● OBJECTIVE
Look through the listing for the word "JSON". Copy each line that has it.

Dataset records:
↓
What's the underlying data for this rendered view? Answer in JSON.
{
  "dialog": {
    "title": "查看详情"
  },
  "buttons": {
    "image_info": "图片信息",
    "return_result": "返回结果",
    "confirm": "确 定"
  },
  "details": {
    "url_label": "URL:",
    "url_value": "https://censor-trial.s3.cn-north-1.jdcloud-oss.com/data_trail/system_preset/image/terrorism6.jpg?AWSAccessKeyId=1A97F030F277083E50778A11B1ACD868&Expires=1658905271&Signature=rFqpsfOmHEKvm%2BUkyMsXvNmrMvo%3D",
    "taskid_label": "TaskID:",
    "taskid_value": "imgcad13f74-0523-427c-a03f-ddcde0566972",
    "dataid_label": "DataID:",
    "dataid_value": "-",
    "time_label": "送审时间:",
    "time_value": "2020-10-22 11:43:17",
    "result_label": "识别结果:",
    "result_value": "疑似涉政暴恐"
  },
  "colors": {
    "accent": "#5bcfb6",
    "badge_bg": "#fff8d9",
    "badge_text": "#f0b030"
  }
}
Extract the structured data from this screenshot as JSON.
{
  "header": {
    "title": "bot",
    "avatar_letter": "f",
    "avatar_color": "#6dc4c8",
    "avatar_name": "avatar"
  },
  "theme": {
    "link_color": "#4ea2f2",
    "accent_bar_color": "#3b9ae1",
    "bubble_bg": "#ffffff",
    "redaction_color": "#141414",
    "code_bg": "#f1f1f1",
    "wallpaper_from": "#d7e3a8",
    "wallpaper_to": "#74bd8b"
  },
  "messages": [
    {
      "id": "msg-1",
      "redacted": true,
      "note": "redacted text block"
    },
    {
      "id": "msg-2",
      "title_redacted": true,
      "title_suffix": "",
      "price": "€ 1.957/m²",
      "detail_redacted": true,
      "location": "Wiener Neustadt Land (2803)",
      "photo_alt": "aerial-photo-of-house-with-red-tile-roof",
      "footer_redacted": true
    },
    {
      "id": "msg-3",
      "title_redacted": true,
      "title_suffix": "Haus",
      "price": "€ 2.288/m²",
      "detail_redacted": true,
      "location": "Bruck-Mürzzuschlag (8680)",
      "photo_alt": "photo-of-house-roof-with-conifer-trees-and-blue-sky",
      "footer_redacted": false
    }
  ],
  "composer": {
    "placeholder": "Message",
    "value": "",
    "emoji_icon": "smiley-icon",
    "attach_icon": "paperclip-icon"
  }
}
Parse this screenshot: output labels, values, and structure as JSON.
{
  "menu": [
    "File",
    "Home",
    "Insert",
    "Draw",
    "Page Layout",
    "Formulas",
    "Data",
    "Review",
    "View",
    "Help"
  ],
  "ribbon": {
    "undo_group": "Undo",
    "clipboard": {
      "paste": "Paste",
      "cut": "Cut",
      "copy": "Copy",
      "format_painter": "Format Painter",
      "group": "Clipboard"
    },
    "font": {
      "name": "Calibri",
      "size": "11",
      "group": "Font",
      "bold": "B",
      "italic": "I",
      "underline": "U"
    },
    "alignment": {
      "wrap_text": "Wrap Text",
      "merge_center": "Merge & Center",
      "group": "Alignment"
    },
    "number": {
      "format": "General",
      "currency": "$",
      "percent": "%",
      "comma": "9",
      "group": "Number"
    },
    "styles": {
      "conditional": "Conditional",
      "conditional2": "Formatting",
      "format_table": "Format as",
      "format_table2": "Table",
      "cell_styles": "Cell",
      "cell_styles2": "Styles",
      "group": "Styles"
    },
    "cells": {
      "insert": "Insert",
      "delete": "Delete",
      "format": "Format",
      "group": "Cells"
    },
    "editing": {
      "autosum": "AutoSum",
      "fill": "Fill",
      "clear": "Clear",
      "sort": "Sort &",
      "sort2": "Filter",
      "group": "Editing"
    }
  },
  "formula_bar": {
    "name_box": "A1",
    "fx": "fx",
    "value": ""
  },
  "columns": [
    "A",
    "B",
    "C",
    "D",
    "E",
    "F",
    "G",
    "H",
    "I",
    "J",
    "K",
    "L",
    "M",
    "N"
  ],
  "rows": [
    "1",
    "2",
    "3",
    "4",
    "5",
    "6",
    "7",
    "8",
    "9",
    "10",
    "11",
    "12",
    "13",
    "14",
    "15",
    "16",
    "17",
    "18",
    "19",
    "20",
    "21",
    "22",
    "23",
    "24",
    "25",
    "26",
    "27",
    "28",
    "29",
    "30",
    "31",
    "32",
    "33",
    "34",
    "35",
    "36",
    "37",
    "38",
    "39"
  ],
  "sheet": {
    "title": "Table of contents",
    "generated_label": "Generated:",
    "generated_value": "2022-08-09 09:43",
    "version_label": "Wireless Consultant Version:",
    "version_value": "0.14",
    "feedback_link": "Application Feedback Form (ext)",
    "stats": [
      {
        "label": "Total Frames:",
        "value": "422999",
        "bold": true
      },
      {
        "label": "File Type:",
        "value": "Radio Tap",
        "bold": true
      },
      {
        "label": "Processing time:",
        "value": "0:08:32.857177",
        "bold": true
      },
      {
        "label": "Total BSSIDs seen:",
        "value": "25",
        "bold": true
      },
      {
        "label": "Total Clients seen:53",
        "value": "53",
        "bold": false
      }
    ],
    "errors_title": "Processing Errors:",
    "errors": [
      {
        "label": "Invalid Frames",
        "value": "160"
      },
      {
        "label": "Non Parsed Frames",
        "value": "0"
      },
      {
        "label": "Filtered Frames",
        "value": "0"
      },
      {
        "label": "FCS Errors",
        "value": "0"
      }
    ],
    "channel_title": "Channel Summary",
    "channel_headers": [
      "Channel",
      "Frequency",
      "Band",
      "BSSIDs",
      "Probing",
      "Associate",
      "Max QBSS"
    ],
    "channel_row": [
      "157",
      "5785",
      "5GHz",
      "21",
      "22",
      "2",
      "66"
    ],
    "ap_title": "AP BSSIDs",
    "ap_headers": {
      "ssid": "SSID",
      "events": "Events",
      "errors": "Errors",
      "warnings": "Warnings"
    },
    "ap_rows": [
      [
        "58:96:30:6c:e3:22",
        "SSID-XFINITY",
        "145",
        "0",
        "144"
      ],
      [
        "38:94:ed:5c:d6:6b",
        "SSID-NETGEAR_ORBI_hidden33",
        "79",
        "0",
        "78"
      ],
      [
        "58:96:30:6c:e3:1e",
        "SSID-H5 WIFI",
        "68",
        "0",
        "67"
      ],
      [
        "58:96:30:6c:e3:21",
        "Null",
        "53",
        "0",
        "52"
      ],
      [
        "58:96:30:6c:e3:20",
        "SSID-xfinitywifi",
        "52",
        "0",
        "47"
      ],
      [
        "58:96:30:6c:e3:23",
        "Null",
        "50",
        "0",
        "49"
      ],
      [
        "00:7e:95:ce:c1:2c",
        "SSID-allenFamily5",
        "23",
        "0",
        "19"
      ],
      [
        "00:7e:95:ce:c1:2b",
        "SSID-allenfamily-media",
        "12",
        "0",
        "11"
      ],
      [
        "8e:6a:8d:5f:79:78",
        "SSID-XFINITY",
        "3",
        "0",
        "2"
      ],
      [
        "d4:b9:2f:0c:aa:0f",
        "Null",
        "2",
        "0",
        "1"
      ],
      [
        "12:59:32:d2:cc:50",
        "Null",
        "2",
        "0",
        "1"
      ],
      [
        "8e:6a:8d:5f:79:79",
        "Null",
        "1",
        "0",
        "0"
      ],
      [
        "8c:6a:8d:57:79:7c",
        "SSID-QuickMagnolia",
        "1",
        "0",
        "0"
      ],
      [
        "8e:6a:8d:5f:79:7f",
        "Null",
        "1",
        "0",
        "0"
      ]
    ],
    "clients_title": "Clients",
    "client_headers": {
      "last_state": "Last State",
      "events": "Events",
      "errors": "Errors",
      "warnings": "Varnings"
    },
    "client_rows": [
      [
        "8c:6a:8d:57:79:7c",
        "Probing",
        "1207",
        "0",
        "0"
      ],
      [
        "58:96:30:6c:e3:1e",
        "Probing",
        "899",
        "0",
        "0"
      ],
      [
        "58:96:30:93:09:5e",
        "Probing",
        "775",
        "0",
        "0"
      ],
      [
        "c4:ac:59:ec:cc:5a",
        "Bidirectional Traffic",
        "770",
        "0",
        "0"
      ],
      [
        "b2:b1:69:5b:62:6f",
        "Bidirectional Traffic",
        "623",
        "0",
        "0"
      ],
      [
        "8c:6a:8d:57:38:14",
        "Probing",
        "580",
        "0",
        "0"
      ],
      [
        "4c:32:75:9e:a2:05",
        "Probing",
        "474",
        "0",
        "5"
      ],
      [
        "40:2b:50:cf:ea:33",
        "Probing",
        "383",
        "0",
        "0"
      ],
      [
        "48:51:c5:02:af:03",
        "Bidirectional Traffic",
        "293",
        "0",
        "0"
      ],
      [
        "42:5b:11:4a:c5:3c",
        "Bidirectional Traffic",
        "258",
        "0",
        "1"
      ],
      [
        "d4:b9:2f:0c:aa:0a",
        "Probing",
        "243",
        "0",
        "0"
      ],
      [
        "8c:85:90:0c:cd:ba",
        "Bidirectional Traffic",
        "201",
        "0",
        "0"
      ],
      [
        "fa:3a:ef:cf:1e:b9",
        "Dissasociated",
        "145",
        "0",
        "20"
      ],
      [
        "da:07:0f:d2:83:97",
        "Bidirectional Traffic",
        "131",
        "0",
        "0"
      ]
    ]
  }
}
↑
● ANSWER TO THIS PROBLEM
What's the underlying data for this rendered view? Answer in JSON.
Extract the structured data from this screenshot as JSON.
Parse this screenshot: output labels, values, and structure as JSON.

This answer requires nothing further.